PROVIDED MATERIAL>
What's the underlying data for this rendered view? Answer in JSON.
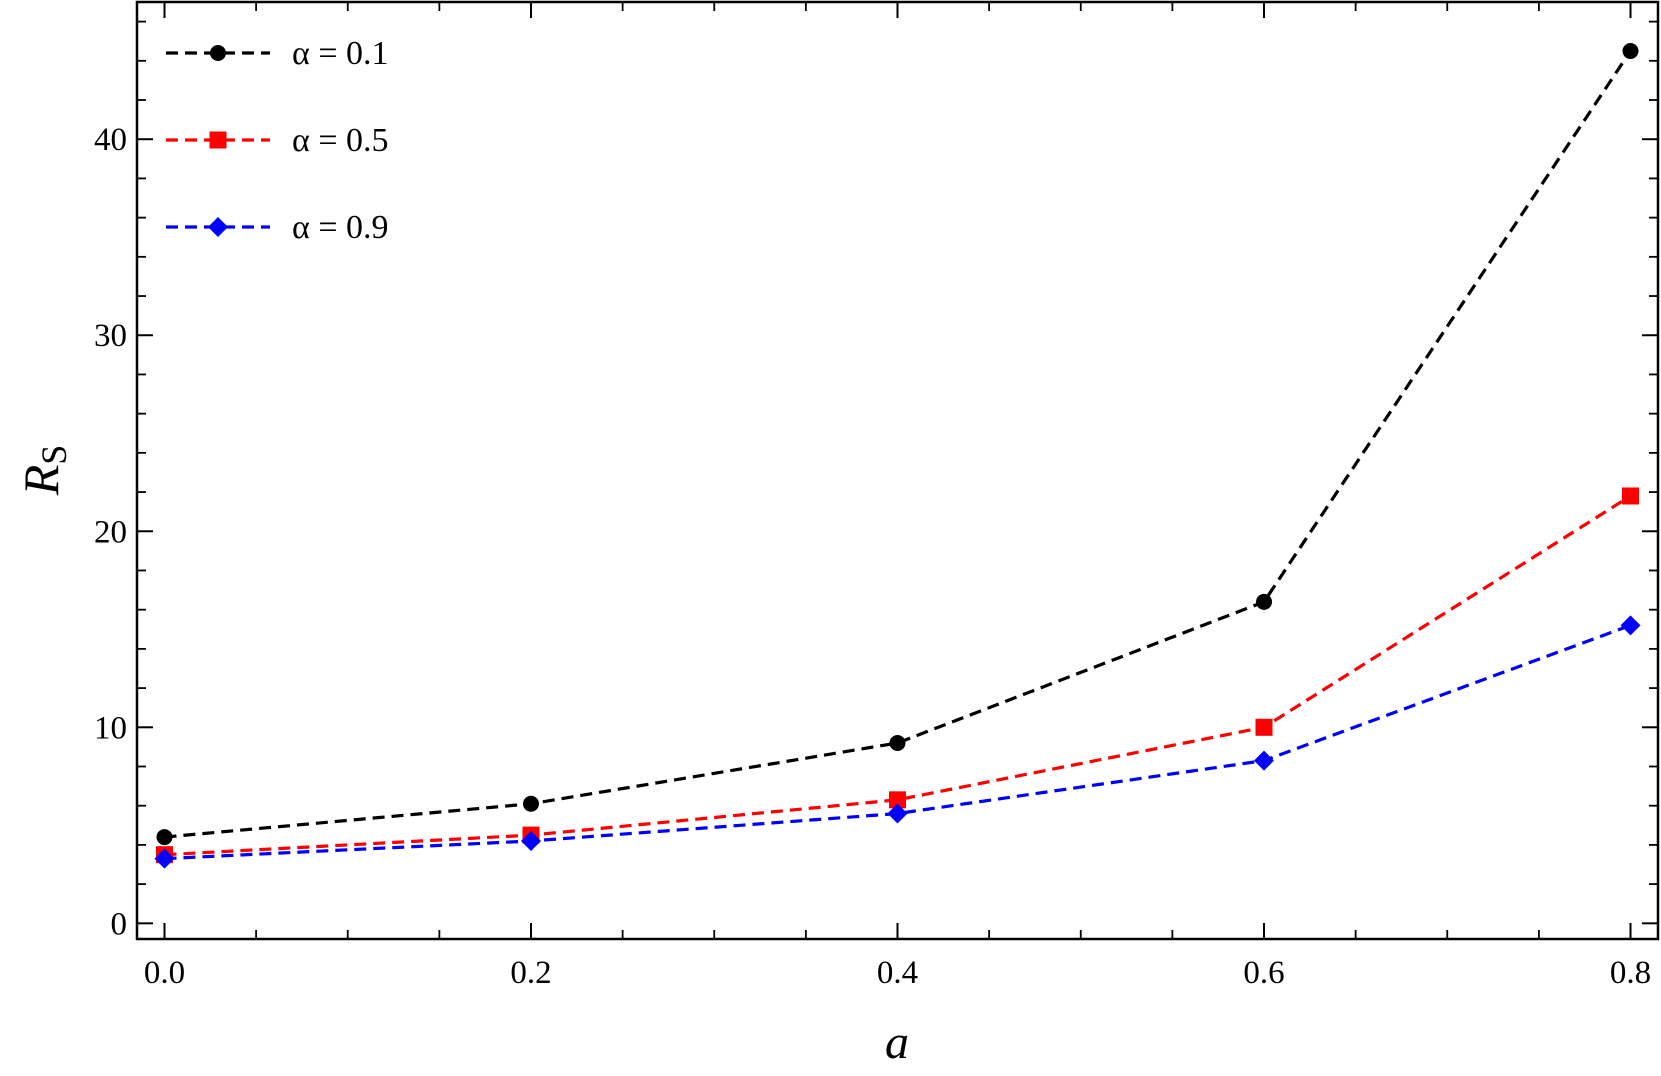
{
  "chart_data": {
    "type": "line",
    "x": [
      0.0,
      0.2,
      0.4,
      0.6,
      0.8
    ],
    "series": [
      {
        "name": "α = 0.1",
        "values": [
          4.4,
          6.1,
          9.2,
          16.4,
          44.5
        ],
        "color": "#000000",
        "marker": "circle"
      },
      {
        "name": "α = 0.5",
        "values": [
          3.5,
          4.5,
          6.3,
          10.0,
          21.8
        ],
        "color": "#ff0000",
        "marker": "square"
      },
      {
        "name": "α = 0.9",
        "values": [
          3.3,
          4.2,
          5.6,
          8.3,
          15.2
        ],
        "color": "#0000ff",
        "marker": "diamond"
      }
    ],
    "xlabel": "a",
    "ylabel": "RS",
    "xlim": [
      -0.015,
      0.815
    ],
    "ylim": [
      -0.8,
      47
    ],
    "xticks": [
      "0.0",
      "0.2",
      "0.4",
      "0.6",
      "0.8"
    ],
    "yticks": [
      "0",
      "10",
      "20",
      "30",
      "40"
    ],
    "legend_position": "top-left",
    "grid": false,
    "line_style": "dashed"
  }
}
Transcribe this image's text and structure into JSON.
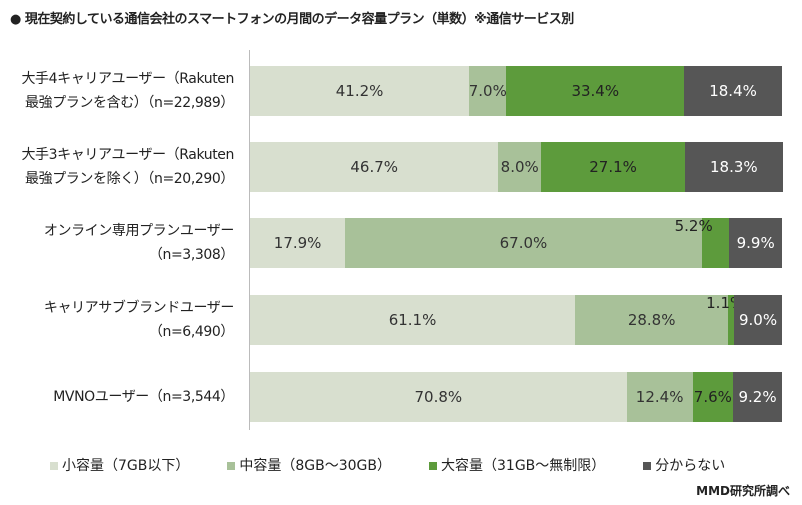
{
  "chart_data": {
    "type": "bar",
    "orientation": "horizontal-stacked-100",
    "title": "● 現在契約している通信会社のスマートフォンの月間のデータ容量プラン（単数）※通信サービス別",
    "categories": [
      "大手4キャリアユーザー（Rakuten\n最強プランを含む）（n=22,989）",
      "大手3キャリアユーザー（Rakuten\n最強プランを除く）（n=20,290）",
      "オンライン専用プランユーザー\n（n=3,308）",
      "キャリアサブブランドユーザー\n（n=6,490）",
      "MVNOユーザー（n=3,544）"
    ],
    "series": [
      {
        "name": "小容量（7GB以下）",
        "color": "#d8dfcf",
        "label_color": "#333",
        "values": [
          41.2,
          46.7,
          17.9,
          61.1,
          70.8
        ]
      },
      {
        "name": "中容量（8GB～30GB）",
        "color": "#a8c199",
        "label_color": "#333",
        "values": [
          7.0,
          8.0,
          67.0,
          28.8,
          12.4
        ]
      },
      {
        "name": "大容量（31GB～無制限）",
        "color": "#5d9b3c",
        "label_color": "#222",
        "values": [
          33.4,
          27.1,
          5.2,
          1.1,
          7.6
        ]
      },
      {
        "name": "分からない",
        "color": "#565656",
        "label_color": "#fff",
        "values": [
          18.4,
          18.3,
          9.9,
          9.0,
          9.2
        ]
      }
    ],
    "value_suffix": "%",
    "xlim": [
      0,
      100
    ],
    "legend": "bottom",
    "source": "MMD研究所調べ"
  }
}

DIRECTIVE>
The lines to collect are those holding the string "marker"; copy them all.

THE SOLUTION>
        "marker": "circle"
        "marker": "square"
        "marker": "diamond"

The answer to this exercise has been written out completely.